Your goal:
Which lines hold the word "background"? Copy each one.

Collected data entries:
* * * * *
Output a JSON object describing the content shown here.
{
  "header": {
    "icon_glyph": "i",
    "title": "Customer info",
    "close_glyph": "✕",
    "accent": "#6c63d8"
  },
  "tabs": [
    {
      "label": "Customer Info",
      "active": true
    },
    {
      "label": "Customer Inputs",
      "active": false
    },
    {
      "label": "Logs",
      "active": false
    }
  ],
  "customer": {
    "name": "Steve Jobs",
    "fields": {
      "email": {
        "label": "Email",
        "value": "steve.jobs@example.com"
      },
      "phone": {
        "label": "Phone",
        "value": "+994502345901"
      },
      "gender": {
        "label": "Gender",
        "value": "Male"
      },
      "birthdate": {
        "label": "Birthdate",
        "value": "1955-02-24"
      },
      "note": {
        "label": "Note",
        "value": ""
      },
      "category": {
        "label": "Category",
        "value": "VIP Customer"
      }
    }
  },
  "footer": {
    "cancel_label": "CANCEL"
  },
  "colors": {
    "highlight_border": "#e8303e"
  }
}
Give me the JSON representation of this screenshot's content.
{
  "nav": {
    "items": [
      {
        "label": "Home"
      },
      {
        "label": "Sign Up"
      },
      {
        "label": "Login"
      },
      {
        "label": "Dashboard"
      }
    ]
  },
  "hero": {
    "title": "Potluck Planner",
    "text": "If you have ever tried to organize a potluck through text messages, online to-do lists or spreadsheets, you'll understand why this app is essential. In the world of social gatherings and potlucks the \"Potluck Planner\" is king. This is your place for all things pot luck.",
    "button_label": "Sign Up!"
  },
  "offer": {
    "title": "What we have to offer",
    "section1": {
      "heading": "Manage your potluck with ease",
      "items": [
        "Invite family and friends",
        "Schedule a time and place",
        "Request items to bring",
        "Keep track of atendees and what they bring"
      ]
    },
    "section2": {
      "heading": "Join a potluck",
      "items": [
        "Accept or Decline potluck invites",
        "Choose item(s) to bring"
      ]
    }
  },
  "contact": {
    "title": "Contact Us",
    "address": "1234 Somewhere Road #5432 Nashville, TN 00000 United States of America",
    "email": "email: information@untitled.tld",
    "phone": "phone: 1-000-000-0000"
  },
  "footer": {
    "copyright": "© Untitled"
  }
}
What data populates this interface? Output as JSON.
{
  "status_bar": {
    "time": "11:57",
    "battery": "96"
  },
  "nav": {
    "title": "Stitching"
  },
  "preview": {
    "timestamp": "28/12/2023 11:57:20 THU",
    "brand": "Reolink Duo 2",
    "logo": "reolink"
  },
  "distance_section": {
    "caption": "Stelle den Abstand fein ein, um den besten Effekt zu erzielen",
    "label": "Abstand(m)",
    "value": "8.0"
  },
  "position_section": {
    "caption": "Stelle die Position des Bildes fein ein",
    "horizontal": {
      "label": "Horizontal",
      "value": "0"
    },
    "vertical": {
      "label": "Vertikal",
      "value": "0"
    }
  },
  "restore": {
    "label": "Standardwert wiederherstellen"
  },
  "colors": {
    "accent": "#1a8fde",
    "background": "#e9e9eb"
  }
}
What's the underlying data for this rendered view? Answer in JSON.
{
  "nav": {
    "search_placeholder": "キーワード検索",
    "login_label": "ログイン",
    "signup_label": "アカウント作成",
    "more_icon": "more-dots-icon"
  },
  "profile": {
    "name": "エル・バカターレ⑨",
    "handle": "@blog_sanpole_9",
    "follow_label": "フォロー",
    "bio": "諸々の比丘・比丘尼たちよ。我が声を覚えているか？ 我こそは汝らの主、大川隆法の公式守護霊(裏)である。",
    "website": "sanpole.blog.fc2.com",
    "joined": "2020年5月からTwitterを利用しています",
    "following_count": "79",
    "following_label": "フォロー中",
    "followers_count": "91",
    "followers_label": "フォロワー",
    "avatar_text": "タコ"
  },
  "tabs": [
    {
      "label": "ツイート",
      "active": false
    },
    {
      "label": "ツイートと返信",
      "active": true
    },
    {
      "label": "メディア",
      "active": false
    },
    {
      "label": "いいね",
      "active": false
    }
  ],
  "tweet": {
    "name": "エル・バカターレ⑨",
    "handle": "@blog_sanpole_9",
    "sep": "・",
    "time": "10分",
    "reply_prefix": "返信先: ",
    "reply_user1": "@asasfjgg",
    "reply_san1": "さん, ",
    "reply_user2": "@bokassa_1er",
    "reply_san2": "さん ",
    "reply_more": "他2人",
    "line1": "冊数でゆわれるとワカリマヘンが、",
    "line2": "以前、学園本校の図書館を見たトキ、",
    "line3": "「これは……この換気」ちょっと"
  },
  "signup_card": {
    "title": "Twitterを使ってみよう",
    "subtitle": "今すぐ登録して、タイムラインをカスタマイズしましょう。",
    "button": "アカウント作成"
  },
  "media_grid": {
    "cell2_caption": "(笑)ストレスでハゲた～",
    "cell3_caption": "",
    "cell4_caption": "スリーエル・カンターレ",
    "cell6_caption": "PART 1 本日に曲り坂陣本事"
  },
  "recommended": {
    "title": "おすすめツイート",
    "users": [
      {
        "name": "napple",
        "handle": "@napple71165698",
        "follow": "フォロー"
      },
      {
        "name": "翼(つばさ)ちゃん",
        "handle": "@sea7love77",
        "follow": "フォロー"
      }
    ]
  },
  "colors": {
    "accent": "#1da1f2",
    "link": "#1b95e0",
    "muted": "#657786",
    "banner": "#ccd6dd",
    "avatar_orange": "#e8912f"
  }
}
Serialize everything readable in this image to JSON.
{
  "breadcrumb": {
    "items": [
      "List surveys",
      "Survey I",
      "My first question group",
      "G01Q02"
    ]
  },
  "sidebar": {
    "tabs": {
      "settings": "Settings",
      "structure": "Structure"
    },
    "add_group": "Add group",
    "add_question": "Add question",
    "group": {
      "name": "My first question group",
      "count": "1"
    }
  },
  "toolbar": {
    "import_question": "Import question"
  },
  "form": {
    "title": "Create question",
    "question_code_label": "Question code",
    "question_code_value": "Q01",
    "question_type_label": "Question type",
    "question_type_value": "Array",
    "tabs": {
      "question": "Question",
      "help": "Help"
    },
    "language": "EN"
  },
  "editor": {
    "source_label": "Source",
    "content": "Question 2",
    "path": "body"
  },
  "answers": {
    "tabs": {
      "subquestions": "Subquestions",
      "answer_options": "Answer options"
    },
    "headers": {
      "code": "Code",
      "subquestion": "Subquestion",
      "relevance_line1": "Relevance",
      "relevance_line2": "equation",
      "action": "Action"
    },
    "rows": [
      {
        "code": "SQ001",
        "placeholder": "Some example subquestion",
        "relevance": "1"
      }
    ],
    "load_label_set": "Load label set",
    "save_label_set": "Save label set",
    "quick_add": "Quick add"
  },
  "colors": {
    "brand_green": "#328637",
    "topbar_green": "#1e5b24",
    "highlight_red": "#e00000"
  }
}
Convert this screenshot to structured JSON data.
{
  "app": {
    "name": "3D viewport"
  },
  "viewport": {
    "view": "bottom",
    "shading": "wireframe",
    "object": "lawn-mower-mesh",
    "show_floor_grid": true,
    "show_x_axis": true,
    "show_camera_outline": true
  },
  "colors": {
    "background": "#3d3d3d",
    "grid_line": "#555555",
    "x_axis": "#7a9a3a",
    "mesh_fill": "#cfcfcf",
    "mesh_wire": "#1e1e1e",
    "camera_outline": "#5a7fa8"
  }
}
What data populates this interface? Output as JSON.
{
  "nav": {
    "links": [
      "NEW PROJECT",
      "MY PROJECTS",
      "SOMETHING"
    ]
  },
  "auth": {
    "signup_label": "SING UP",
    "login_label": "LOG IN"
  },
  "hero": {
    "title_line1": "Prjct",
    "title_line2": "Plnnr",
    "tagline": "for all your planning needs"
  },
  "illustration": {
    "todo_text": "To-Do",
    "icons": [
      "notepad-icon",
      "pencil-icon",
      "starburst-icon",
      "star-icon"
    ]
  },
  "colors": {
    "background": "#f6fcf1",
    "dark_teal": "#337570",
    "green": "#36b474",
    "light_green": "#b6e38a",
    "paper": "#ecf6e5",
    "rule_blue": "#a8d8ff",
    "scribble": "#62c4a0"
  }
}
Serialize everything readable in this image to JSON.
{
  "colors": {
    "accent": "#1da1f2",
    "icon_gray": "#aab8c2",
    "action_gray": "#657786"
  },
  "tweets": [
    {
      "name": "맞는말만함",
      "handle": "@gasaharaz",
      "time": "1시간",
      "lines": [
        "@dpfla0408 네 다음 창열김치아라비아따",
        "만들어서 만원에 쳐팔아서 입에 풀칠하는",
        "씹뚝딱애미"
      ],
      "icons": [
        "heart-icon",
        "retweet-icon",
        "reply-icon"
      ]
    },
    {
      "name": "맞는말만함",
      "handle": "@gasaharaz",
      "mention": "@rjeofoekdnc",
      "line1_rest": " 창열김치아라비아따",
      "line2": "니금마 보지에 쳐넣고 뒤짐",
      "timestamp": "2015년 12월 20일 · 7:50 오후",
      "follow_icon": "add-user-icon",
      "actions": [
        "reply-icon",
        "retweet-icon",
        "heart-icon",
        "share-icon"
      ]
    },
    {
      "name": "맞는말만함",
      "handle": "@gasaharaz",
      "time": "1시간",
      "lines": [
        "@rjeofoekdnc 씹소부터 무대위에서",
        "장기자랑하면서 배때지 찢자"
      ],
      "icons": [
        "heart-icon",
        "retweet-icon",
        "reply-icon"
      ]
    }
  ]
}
* * * * *
Response to this exercise:
    "background": "#e9e9eb"
    "background": "#3d3d3d",
    "background": "#f6fcf1",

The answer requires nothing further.